Your task:
Look for "приложений" in each line of the entries, and return the matching lines.

[Lines of data]

[start]

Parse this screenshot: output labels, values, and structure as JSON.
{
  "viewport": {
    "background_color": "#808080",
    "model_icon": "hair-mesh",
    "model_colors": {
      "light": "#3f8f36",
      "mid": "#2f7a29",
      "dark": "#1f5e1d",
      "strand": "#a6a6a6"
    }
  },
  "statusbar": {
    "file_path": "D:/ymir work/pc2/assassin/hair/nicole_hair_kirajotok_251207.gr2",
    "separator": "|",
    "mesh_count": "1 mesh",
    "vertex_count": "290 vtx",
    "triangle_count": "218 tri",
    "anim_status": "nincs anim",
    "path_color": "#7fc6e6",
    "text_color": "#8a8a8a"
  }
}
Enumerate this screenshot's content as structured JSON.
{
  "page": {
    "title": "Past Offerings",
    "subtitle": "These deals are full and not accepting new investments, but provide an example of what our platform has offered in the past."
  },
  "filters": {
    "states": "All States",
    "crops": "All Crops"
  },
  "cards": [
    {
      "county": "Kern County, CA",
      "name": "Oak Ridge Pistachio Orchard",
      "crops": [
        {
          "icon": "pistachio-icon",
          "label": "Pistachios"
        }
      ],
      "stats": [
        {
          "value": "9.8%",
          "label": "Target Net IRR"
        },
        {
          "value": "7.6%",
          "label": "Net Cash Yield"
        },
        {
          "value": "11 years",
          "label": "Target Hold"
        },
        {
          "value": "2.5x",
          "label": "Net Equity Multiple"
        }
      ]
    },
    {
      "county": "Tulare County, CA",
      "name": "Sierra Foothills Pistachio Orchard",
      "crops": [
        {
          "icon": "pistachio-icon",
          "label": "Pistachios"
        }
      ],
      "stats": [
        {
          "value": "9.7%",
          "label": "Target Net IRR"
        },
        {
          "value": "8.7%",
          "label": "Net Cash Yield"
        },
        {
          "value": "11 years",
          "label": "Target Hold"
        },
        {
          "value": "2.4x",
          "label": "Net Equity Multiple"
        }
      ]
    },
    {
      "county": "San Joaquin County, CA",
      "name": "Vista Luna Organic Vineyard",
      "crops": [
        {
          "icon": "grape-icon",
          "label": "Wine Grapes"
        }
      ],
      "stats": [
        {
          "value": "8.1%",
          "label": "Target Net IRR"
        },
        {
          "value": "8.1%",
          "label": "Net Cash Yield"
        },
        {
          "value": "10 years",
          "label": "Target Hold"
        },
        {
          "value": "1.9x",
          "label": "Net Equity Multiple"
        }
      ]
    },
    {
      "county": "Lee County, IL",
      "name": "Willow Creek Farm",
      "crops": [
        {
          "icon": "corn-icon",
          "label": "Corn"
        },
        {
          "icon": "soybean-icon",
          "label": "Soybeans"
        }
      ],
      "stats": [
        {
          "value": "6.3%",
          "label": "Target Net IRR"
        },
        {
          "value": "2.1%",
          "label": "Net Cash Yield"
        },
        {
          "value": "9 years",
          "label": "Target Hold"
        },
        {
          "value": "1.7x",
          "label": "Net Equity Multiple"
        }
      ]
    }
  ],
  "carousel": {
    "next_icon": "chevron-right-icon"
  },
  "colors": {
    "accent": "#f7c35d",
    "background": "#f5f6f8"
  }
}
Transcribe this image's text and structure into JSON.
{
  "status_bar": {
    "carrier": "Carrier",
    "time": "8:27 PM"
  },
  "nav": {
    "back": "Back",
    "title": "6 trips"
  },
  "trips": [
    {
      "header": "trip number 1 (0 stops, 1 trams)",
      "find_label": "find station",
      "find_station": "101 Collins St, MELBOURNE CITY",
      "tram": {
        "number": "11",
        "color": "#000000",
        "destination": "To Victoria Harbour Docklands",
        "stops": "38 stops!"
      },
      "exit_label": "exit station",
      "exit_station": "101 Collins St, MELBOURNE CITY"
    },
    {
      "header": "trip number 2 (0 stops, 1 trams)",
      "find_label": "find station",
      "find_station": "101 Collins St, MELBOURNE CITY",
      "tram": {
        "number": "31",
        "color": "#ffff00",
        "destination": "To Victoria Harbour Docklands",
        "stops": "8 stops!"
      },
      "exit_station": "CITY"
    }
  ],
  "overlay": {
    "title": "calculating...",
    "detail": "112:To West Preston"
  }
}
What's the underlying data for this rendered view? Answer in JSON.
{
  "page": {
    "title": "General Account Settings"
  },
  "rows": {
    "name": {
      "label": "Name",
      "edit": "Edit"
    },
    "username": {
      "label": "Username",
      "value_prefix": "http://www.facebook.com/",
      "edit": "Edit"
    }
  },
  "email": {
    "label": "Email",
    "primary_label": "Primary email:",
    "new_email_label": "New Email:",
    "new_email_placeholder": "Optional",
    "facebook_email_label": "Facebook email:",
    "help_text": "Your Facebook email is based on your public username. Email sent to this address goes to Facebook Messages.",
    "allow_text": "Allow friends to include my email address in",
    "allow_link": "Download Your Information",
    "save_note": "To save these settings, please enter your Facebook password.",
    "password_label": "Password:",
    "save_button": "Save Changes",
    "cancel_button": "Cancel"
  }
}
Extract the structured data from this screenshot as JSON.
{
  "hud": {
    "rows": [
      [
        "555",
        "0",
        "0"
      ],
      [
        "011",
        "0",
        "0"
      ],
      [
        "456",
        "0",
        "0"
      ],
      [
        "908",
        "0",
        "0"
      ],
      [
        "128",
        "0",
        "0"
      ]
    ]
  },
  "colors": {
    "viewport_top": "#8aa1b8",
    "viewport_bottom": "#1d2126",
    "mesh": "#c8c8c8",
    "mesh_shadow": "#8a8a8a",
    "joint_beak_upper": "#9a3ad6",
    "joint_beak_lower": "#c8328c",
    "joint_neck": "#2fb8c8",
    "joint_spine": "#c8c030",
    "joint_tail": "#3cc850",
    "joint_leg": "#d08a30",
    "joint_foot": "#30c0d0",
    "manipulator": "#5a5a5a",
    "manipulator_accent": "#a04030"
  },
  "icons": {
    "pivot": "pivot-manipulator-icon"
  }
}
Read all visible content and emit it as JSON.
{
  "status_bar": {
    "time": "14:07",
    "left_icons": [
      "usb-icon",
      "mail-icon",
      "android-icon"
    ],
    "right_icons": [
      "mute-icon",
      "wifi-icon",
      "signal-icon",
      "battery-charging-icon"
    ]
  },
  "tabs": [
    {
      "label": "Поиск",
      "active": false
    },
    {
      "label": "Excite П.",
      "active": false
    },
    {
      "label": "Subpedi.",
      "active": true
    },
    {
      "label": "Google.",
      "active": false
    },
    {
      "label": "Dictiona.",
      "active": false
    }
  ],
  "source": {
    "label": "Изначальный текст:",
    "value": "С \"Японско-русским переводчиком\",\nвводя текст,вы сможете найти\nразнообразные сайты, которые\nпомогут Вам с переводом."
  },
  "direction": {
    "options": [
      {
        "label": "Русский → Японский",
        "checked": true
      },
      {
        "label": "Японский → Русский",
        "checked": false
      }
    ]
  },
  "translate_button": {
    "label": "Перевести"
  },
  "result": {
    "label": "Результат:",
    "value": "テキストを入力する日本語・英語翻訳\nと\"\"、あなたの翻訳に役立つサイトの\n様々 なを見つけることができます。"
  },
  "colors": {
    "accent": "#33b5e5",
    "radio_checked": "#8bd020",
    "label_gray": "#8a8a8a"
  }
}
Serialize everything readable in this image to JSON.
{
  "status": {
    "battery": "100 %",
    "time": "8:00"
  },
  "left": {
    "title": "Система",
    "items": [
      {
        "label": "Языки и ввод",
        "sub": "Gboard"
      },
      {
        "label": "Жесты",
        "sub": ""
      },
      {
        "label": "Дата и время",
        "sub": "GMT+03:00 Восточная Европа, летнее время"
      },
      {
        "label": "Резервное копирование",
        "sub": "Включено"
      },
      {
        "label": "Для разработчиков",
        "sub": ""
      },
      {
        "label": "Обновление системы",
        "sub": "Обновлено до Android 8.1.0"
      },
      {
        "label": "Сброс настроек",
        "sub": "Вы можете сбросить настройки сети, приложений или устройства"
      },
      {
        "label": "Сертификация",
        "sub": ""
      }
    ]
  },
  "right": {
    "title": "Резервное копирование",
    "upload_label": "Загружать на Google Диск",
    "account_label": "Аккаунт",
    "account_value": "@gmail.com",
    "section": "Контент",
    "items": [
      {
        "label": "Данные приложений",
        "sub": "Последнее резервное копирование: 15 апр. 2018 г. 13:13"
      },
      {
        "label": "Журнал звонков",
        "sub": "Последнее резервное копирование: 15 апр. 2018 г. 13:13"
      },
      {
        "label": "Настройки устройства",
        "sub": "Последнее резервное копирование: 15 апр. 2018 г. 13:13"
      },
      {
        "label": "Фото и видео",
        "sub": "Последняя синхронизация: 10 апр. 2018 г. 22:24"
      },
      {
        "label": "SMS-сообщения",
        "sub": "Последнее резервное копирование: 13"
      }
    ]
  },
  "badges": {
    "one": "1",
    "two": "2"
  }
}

[end]

Task solution:
        "sub": "Вы можете сбросить настройки сети, приложений или устройства"
        "label": "Данные приложений",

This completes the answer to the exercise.